▶ _Problem statement_
All of the records below need to be copied exactly.

##### Provided records

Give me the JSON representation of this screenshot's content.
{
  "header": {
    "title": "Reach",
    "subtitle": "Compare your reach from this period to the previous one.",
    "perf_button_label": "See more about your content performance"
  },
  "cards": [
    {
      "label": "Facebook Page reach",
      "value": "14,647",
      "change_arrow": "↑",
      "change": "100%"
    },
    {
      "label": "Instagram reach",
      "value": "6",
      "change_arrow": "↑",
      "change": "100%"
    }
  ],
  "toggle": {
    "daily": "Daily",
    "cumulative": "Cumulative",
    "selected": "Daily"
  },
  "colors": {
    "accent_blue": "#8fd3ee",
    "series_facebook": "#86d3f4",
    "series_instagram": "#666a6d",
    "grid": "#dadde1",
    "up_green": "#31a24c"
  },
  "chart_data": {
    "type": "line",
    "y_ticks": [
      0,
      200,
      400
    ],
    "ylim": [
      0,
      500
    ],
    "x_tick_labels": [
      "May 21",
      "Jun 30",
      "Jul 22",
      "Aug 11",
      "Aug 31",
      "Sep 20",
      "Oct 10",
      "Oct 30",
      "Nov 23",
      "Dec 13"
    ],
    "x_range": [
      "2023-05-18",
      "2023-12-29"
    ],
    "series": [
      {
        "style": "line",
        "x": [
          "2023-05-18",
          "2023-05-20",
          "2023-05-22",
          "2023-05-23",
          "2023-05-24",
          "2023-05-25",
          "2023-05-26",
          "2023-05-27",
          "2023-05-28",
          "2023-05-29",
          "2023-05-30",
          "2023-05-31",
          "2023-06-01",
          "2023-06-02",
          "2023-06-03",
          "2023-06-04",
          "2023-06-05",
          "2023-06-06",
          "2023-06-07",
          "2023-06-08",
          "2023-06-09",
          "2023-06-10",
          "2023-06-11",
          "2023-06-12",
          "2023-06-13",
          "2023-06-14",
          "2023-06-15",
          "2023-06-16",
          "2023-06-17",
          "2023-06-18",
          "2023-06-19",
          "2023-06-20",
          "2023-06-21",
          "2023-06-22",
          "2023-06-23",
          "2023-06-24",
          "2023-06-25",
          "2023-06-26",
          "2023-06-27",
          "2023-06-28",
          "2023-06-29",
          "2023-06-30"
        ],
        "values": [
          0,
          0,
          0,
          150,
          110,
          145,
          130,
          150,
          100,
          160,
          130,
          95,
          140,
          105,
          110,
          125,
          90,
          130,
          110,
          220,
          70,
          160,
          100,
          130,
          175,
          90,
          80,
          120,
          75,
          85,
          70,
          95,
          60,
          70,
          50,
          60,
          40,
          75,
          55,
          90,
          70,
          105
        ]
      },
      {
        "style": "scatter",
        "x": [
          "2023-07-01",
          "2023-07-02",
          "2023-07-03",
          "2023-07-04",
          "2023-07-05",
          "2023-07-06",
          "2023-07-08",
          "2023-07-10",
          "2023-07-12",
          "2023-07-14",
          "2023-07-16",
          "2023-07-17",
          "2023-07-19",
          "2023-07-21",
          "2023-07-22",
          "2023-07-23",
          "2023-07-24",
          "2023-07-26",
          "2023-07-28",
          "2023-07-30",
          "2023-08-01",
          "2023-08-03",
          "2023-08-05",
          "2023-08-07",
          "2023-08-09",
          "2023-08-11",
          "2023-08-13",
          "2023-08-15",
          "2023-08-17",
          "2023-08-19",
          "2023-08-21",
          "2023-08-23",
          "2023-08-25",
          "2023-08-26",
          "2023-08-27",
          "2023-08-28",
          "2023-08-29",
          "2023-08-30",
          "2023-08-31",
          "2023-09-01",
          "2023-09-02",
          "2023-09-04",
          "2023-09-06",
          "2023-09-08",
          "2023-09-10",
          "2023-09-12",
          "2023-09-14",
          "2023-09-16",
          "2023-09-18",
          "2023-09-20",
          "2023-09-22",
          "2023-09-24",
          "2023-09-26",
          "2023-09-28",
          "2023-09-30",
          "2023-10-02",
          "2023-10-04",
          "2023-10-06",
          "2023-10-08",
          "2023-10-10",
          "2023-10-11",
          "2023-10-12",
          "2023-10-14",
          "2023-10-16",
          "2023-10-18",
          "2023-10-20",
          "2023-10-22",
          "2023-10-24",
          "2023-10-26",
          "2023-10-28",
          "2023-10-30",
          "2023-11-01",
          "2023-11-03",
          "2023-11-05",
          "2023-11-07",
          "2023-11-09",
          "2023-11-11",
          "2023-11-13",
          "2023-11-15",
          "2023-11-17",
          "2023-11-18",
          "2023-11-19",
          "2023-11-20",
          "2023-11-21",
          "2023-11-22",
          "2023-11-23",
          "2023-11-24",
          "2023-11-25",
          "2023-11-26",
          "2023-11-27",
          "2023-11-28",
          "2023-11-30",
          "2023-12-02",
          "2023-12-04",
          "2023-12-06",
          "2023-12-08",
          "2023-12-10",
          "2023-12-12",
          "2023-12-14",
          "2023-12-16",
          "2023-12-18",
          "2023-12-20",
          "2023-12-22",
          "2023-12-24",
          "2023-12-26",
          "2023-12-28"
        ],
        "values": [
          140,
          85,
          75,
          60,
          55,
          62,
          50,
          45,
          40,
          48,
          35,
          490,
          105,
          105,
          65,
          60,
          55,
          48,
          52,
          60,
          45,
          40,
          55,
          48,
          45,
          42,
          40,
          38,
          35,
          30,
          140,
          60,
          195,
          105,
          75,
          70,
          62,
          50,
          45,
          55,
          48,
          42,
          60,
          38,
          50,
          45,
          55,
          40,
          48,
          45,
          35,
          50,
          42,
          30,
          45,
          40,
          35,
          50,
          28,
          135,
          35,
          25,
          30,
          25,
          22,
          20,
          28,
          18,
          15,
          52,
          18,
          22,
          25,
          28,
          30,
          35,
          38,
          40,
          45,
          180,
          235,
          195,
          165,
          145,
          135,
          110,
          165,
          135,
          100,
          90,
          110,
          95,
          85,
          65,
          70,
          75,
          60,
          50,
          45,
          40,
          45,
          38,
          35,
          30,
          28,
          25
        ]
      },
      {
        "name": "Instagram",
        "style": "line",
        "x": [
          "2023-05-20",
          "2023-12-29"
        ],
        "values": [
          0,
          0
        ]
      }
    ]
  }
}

##########

▶ _Response to this task_
Give me the JSON representation of this screenshot's content.
{
  "header": {
    "title": "Reach",
    "subtitle": "Compare your reach from this period to the previous one.",
    "perf_button_label": "See more about your content performance"
  },
  "cards": [
    {
      "label": "Facebook Page reach",
      "value": "14,647",
      "change_arrow": "↑",
      "change": "100%"
    },
    {
      "label": "Instagram reach",
      "value": "6",
      "change_arrow": "↑",
      "change": "100%"
    }
  ],
  "toggle": {
    "daily": "Daily",
    "cumulative": "Cumulative",
    "selected": "Daily"
  },
  "colors": {
    "accent_blue": "#8fd3ee",
    "series_facebook": "#86d3f4",
    "series_instagram": "#666a6d",
    "grid": "#dadde1",
    "up_green": "#31a24c"
  },
  "chart_data": {
    "type": "line",
    "y_ticks": [
      0,
      200,
      400
    ],
    "ylim": [
      0,
      500
    ],
    "x_tick_labels": [
      "May 21",
      "Jun 30",
      "Jul 22",
      "Aug 11",
      "Aug 31",
      "Sep 20",
      "Oct 10",
      "Oct 30",
      "Nov 23",
      "Dec 13"
    ],
    "x_range": [
      "2023-05-18",
      "2023-12-29"
    ],
    "series": [
      {
        "style": "line",
        "x": [
          "2023-05-18",
          "2023-05-20",
          "2023-05-22",
          "2023-05-23",
          "2023-05-24",
          "2023-05-25",
          "2023-05-26",
          "2023-05-27",
          "2023-05-28",
          "2023-05-29",
          "2023-05-30",
          "2023-05-31",
          "2023-06-01",
          "2023-06-02",
          "2023-06-03",
          "2023-06-04",
          "2023-06-05",
          "2023-06-06",
          "2023-06-07",
          "2023-06-08",
          "2023-06-09",
          "2023-06-10",
          "2023-06-11",
          "2023-06-12",
          "2023-06-13",
          "2023-06-14",
          "2023-06-15",
          "2023-06-16",
          "2023-06-17",
          "2023-06-18",
          "2023-06-19",
          "2023-06-20",
          "2023-06-21",
          "2023-06-22",
          "2023-06-23",
          "2023-06-24",
          "2023-06-25",
          "2023-06-26",
          "2023-06-27",
          "2023-06-28",
          "2023-06-29",
          "2023-06-30"
        ],
        "values": [
          0,
          0,
          0,
          150,
          110,
          145,
          130,
          150,
          100,
          160,
          130,
          95,
          140,
          105,
          110,
          125,
          90,
          130,
          110,
          220,
          70,
          160,
          100,
          130,
          175,
          90,
          80,
          120,
          75,
          85,
          70,
          95,
          60,
          70,
          50,
          60,
          40,
          75,
          55,
          90,
          70,
          105
        ]
      },
      {
        "style": "scatter",
        "x": [
          "2023-07-01",
          "2023-07-02",
          "2023-07-03",
          "2023-07-04",
          "2023-07-05",
          "2023-07-06",
          "2023-07-08",
          "2023-07-10",
          "2023-07-12",
          "2023-07-14",
          "2023-07-16",
          "2023-07-17",
          "2023-07-19",
          "2023-07-21",
          "2023-07-22",
          "2023-07-23",
          "2023-07-24",
          "2023-07-26",
          "2023-07-28",
          "2023-07-30",
          "2023-08-01",
          "2023-08-03",
          "2023-08-05",
          "2023-08-07",
          "2023-08-09",
          "2023-08-11",
          "2023-08-13",
          "2023-08-15",
          "2023-08-17",
          "2023-08-19",
          "2023-08-21",
          "2023-08-23",
          "2023-08-25",
          "2023-08-26",
          "2023-08-27",
          "2023-08-28",
          "2023-08-29",
          "2023-08-30",
          "2023-08-31",
          "2023-09-01",
          "2023-09-02",
          "2023-09-04",
          "2023-09-06",
          "2023-09-08",
          "2023-09-10",
          "2023-09-12",
          "2023-09-14",
          "2023-09-16",
          "2023-09-18",
          "2023-09-20",
          "2023-09-22",
          "2023-09-24",
          "2023-09-26",
          "2023-09-28",
          "2023-09-30",
          "2023-10-02",
          "2023-10-04",
          "2023-10-06",
          "2023-10-08",
          "2023-10-10",
          "2023-10-11",
          "2023-10-12",
          "2023-10-14",
          "2023-10-16",
          "2023-10-18",
          "2023-10-20",
          "2023-10-22",
          "2023-10-24",
          "2023-10-26",
          "2023-10-28",
          "2023-10-30",
          "2023-11-01",
          "2023-11-03",
          "2023-11-05",
          "2023-11-07",
          "2023-11-09",
          "2023-11-11",
          "2023-11-13",
          "2023-11-15",
          "2023-11-17",
          "2023-11-18",
          "2023-11-19",
          "2023-11-20",
          "2023-11-21",
          "2023-11-22",
          "2023-11-23",
          "2023-11-24",
          "2023-11-25",
          "2023-11-26",
          "2023-11-27",
          "2023-11-28",
          "2023-11-30",
          "2023-12-02",
          "2023-12-04",
          "2023-12-06",
          "2023-12-08",
          "2023-12-10",
          "2023-12-12",
          "2023-12-14",
          "2023-12-16",
          "2023-12-18",
          "2023-12-20",
          "2023-12-22",
          "2023-12-24",
          "2023-12-26",
          "2023-12-28"
        ],
        "values": [
          140,
          85,
          75,
          60,
          55,
          62,
          50,
          45,
          40,
          48,
          35,
          490,
          105,
          105,
          65,
          60,
          55,
          48,
          52,
          60,
          45,
          40,
          55,
          48,
          45,
          42,
          40,
          38,
          35,
          30,
          140,
          60,
          195,
          105,
          75,
          70,
          62,
          50,
          45,
          55,
          48,
          42,
          60,
          38,
          50,
          45,
          55,
          40,
          48,
          45,
          35,
          50,
          42,
          30,
          45,
          40,
          35,
          50,
          28,
          135,
          35,
          25,
          30,
          25,
          22,
          20,
          28,
          18,
          15,
          52,
          18,
          22,
          25,
          28,
          30,
          35,
          38,
          40,
          45,
          180,
          235,
          195,
          165,
          145,
          135,
          110,
          165,
          135,
          100,
          90,
          110,
          95,
          85,
          65,
          70,
          75,
          60,
          50,
          45,
          40,
          45,
          38,
          35,
          30,
          28,
          25
        ]
      },
      {
        "name": "Instagram",
        "style": "line",
        "x": [
          "2023-05-20",
          "2023-12-29"
        ],
        "values": [
          0,
          0
        ]
      }
    ]
  }
}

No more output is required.